**EXERCISE GOAL**
Print the listing as it stands, omitting all images.

━━ RECORDS SHOWN

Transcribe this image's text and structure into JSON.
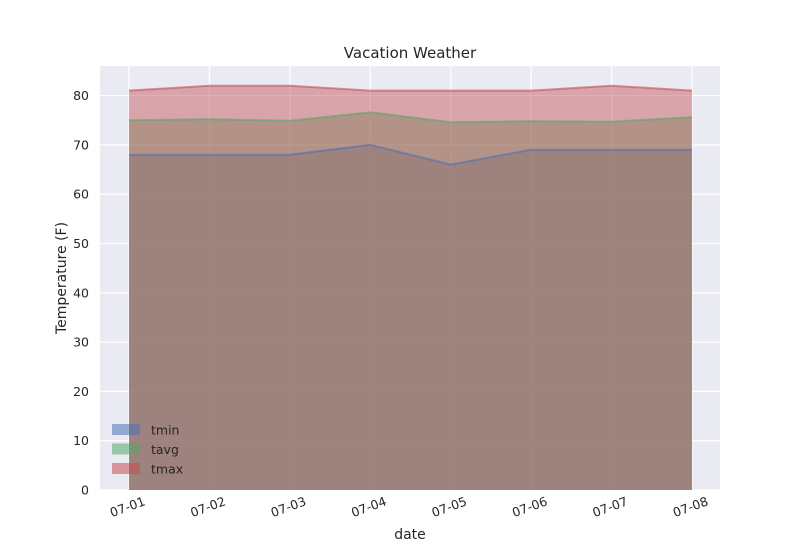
{
  "chart_data": {
    "type": "area",
    "title": "Vacation Weather",
    "xlabel": "date",
    "ylabel": "Temperature (F)",
    "categories": [
      "07-01",
      "07-02",
      "07-03",
      "07-04",
      "07-05",
      "07-06",
      "07-07",
      "07-08"
    ],
    "series": [
      {
        "name": "tmin",
        "values": [
          68,
          68,
          68,
          70,
          66,
          69,
          69,
          69
        ],
        "color": "#4C72B0"
      },
      {
        "name": "tavg",
        "values": [
          75,
          75.2,
          74.9,
          76.6,
          74.6,
          74.8,
          74.7,
          75.6
        ],
        "color": "#55A868"
      },
      {
        "name": "tmax",
        "values": [
          81,
          82,
          82,
          81,
          81,
          81,
          82,
          81
        ],
        "color": "#C44E52"
      }
    ],
    "ylim": [
      0,
      86
    ],
    "yticks": [
      0,
      10,
      20,
      30,
      40,
      50,
      60,
      70,
      80
    ],
    "grid": true,
    "legend_position": "lower-left",
    "background_color": "#EAEAF2",
    "grid_color": "#FFFFFF"
  }
}
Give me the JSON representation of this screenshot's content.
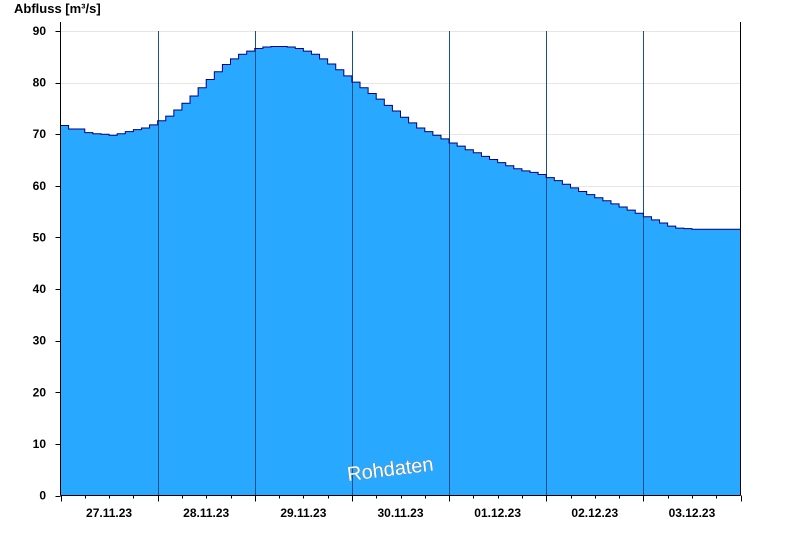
{
  "chart_data": {
    "type": "area",
    "title": "",
    "ylabel": "Abfluss [m³/s]",
    "xlabel": "",
    "ylim": [
      0,
      90
    ],
    "yticks": [
      0,
      10,
      20,
      30,
      40,
      50,
      60,
      70,
      80,
      90
    ],
    "grid": true,
    "fill_color": "#29a8ff",
    "line_color": "#000080",
    "watermark": "Rohdaten",
    "x_day_labels": [
      "27.11.23",
      "28.11.23",
      "29.11.23",
      "30.11.23",
      "01.12.23",
      "02.12.23",
      "03.12.23"
    ],
    "series": [
      {
        "x": [
          "27.11.23 00:00",
          "27.11.23 02:00",
          "27.11.23 04:00",
          "27.11.23 06:00",
          "27.11.23 08:00",
          "27.11.23 10:00",
          "27.11.23 12:00",
          "27.11.23 14:00",
          "27.11.23 16:00",
          "27.11.23 18:00",
          "27.11.23 20:00",
          "27.11.23 22:00",
          "28.11.23 00:00",
          "28.11.23 02:00",
          "28.11.23 04:00",
          "28.11.23 06:00",
          "28.11.23 08:00",
          "28.11.23 10:00",
          "28.11.23 12:00",
          "28.11.23 14:00",
          "28.11.23 16:00",
          "28.11.23 18:00",
          "28.11.23 20:00",
          "28.11.23 22:00",
          "29.11.23 00:00",
          "29.11.23 02:00",
          "29.11.23 04:00",
          "29.11.23 06:00",
          "29.11.23 08:00",
          "29.11.23 10:00",
          "29.11.23 12:00",
          "29.11.23 14:00",
          "29.11.23 16:00",
          "29.11.23 18:00",
          "29.11.23 20:00",
          "29.11.23 22:00",
          "30.11.23 00:00",
          "30.11.23 02:00",
          "30.11.23 04:00",
          "30.11.23 06:00",
          "30.11.23 08:00",
          "30.11.23 10:00",
          "30.11.23 12:00",
          "30.11.23 14:00",
          "30.11.23 16:00",
          "30.11.23 18:00",
          "30.11.23 20:00",
          "30.11.23 22:00",
          "01.12.23 00:00",
          "01.12.23 02:00",
          "01.12.23 04:00",
          "01.12.23 06:00",
          "01.12.23 08:00",
          "01.12.23 10:00",
          "01.12.23 12:00",
          "01.12.23 14:00",
          "01.12.23 16:00",
          "01.12.23 18:00",
          "01.12.23 20:00",
          "01.12.23 22:00",
          "02.12.23 00:00",
          "02.12.23 02:00",
          "02.12.23 04:00",
          "02.12.23 06:00",
          "02.12.23 08:00",
          "02.12.23 10:00",
          "02.12.23 12:00",
          "02.12.23 14:00",
          "02.12.23 16:00",
          "02.12.23 18:00",
          "02.12.23 20:00",
          "02.12.23 22:00",
          "03.12.23 00:00",
          "03.12.23 02:00",
          "03.12.23 04:00",
          "03.12.23 06:00",
          "03.12.23 08:00",
          "03.12.23 10:00",
          "03.12.23 12:00",
          "03.12.23 14:00",
          "03.12.23 16:00",
          "03.12.23 18:00",
          "03.12.23 20:00",
          "03.12.23 22:00",
          "04.12.23 00:00"
        ],
        "y": [
          71.7,
          71.0,
          71.0,
          70.3,
          70.1,
          70.0,
          69.8,
          70.1,
          70.5,
          70.9,
          71.2,
          71.8,
          72.6,
          73.5,
          74.7,
          76.0,
          77.4,
          79.0,
          80.6,
          82.1,
          83.5,
          84.6,
          85.5,
          86.1,
          86.6,
          86.9,
          87.0,
          87.0,
          86.9,
          86.6,
          86.1,
          85.5,
          84.6,
          83.6,
          82.5,
          81.3,
          80.1,
          79.0,
          77.9,
          76.8,
          75.6,
          74.5,
          73.3,
          72.2,
          71.2,
          70.5,
          69.8,
          69.1,
          68.3,
          67.7,
          67.0,
          66.4,
          65.7,
          65.1,
          64.5,
          63.9,
          63.3,
          62.9,
          62.6,
          62.2,
          61.6,
          61.0,
          60.3,
          59.6,
          58.9,
          58.3,
          57.7,
          57.1,
          56.5,
          55.9,
          55.3,
          54.7,
          54.0,
          53.4,
          52.8,
          52.2,
          51.8,
          51.7,
          51.6,
          51.6,
          51.6,
          51.6,
          51.6,
          51.6,
          51.6
        ]
      }
    ]
  }
}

━━━━

**EXERCISE OUTPUT**
Transcribe this image's text and structure into JSON.
{
  "chart_data": {
    "type": "area",
    "title": "Vacation Weather",
    "xlabel": "date",
    "ylabel": "Temperature (F)",
    "categories": [
      "07-01",
      "07-02",
      "07-03",
      "07-04",
      "07-05",
      "07-06",
      "07-07",
      "07-08"
    ],
    "series": [
      {
        "name": "tmin",
        "values": [
          68,
          68,
          68,
          70,
          66,
          69,
          69,
          69
        ],
        "color": "#4C72B0"
      },
      {
        "name": "tavg",
        "values": [
          75,
          75.2,
          74.9,
          76.6,
          74.6,
          74.8,
          74.7,
          75.6
        ],
        "color": "#55A868"
      },
      {
        "name": "tmax",
        "values": [
          81,
          82,
          82,
          81,
          81,
          81,
          82,
          81
        ],
        "color": "#C44E52"
      }
    ],
    "ylim": [
      0,
      86
    ],
    "yticks": [
      0,
      10,
      20,
      30,
      40,
      50,
      60,
      70,
      80
    ],
    "grid": true,
    "legend_position": "lower-left",
    "background_color": "#EAEAF2",
    "grid_color": "#FFFFFF"
  }
}
Give me the JSON representation of this screenshot's content.
{
  "chart_data": {
    "type": "area",
    "title": "",
    "ylabel": "Abfluss [m³/s]",
    "xlabel": "",
    "ylim": [
      0,
      90
    ],
    "yticks": [
      0,
      10,
      20,
      30,
      40,
      50,
      60,
      70,
      80,
      90
    ],
    "grid": true,
    "fill_color": "#29a8ff",
    "line_color": "#000080",
    "watermark": "Rohdaten",
    "x_day_labels": [
      "27.11.23",
      "28.11.23",
      "29.11.23",
      "30.11.23",
      "01.12.23",
      "02.12.23",
      "03.12.23"
    ],
    "series": [
      {
        "x": [
          "27.11.23 00:00",
          "27.11.23 02:00",
          "27.11.23 04:00",
          "27.11.23 06:00",
          "27.11.23 08:00",
          "27.11.23 10:00",
          "27.11.23 12:00",
          "27.11.23 14:00",
          "27.11.23 16:00",
          "27.11.23 18:00",
          "27.11.23 20:00",
          "27.11.23 22:00",
          "28.11.23 00:00",
          "28.11.23 02:00",
          "28.11.23 04:00",
          "28.11.23 06:00",
          "28.11.23 08:00",
          "28.11.23 10:00",
          "28.11.23 12:00",
          "28.11.23 14:00",
          "28.11.23 16:00",
          "28.11.23 18:00",
          "28.11.23 20:00",
          "28.11.23 22:00",
          "29.11.23 00:00",
          "29.11.23 02:00",
          "29.11.23 04:00",
          "29.11.23 06:00",
          "29.11.23 08:00",
          "29.11.23 10:00",
          "29.11.23 12:00",
          "29.11.23 14:00",
          "29.11.23 16:00",
          "29.11.23 18:00",
          "29.11.23 20:00",
          "29.11.23 22:00",
          "30.11.23 00:00",
          "30.11.23 02:00",
          "30.11.23 04:00",
          "30.11.23 06:00",
          "30.11.23 08:00",
          "30.11.23 10:00",
          "30.11.23 12:00",
          "30.11.23 14:00",
          "30.11.23 16:00",
          "30.11.23 18:00",
          "30.11.23 20:00",
          "30.11.23 22:00",
          "01.12.23 00:00",
          "01.12.23 02:00",
          "01.12.23 04:00",
          "01.12.23 06:00",
          "01.12.23 08:00",
          "01.12.23 10:00",
          "01.12.23 12:00",
          "01.12.23 14:00",
          "01.12.23 16:00",
          "01.12.23 18:00",
          "01.12.23 20:00",
          "01.12.23 22:00",
          "02.12.23 00:00",
          "02.12.23 02:00",
          "02.12.23 04:00",
          "02.12.23 06:00",
          "02.12.23 08:00",
          "02.12.23 10:00",
          "02.12.23 12:00",
          "02.12.23 14:00",
          "02.12.23 16:00",
          "02.12.23 18:00",
          "02.12.23 20:00",
          "02.12.23 22:00",
          "03.12.23 00:00",
          "03.12.23 02:00",
          "03.12.23 04:00",
          "03.12.23 06:00",
          "03.12.23 08:00",
          "03.12.23 10:00",
          "03.12.23 12:00",
          "03.12.23 14:00",
          "03.12.23 16:00",
          "03.12.23 18:00",
          "03.12.23 20:00",
          "03.12.23 22:00",
          "04.12.23 00:00"
        ],
        "y": [
          71.7,
          71.0,
          71.0,
          70.3,
          70.1,
          70.0,
          69.8,
          70.1,
          70.5,
          70.9,
          71.2,
          71.8,
          72.6,
          73.5,
          74.7,
          76.0,
          77.4,
          79.0,
          80.6,
          82.1,
          83.5,
          84.6,
          85.5,
          86.1,
          86.6,
          86.9,
          87.0,
          87.0,
          86.9,
          86.6,
          86.1,
          85.5,
          84.6,
          83.6,
          82.5,
          81.3,
          80.1,
          79.0,
          77.9,
          76.8,
          75.6,
          74.5,
          73.3,
          72.2,
          71.2,
          70.5,
          69.8,
          69.1,
          68.3,
          67.7,
          67.0,
          66.4,
          65.7,
          65.1,
          64.5,
          63.9,
          63.3,
          62.9,
          62.6,
          62.2,
          61.6,
          61.0,
          60.3,
          59.6,
          58.9,
          58.3,
          57.7,
          57.1,
          56.5,
          55.9,
          55.3,
          54.7,
          54.0,
          53.4,
          52.8,
          52.2,
          51.8,
          51.7,
          51.6,
          51.6,
          51.6,
          51.6,
          51.6,
          51.6,
          51.6
        ]
      }
    ]
  }
}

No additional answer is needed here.